----- Record excerpts -----

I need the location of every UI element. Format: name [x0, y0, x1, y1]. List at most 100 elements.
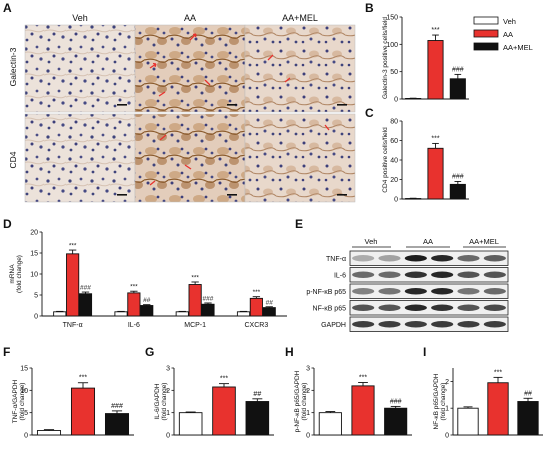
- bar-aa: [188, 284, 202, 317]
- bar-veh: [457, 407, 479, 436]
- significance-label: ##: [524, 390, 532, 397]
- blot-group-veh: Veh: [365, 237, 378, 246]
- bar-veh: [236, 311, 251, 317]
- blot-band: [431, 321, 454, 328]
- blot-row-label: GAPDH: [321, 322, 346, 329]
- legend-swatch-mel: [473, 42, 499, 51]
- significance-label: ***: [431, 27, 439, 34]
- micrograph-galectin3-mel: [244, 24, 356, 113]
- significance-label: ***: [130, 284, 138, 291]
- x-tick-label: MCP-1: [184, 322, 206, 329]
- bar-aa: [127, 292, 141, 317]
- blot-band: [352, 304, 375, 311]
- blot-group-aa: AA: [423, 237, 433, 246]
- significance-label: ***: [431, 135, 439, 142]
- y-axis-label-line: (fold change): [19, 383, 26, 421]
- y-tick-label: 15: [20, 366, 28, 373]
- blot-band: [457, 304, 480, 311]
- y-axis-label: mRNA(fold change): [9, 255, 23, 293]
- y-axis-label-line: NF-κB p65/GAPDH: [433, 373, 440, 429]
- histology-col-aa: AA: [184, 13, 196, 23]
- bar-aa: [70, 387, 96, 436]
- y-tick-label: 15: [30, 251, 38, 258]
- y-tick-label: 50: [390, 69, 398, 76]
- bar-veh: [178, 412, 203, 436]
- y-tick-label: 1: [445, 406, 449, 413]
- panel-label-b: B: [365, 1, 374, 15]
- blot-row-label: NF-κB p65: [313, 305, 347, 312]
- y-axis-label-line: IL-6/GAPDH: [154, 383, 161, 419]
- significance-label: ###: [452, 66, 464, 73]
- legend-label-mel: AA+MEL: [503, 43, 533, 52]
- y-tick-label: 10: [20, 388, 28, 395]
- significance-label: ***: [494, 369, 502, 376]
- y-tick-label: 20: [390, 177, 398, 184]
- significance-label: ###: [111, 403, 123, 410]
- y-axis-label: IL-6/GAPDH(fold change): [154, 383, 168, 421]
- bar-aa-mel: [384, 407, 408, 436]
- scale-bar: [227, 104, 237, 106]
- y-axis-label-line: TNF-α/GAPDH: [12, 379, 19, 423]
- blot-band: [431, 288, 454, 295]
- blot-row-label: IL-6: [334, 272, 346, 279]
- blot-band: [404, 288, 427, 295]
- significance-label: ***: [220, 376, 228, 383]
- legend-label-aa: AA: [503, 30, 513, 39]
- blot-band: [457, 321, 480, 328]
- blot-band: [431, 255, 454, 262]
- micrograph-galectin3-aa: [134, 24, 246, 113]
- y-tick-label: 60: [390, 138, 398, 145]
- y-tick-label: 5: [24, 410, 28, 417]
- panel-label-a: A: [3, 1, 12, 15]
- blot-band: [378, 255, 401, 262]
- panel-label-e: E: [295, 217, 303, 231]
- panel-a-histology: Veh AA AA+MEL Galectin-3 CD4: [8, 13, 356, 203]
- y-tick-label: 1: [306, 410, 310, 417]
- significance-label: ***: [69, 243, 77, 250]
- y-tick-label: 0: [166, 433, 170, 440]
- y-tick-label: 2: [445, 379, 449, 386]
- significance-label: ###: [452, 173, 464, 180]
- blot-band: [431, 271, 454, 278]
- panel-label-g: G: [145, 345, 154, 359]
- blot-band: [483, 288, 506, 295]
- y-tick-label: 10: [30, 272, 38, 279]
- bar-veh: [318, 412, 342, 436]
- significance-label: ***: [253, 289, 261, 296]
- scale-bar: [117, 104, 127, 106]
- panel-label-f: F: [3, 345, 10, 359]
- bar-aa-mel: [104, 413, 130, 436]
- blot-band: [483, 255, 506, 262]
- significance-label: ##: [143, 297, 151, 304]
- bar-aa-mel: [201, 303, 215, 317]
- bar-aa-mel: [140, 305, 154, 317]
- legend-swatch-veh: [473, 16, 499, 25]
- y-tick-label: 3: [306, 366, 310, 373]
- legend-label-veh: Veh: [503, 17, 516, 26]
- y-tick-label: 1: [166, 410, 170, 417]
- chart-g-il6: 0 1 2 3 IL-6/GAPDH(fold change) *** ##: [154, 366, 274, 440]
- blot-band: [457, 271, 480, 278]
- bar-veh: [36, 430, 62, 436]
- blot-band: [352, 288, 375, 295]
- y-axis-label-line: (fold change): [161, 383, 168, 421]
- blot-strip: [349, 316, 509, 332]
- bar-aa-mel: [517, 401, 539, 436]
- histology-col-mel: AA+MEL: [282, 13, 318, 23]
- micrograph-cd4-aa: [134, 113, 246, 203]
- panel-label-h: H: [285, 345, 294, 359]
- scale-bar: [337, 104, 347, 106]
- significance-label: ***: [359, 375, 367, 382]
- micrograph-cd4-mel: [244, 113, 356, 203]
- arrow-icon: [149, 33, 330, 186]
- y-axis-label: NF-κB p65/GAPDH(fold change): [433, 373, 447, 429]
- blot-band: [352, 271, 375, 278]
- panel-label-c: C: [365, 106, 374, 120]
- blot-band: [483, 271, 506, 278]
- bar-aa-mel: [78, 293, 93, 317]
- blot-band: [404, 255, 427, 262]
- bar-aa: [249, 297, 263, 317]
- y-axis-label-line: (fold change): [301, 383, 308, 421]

-----

- **Required work**: What is the number of lines in the listing that hold "micrograph"? Give that number and nothing more.

- **Result of the exercise**: 4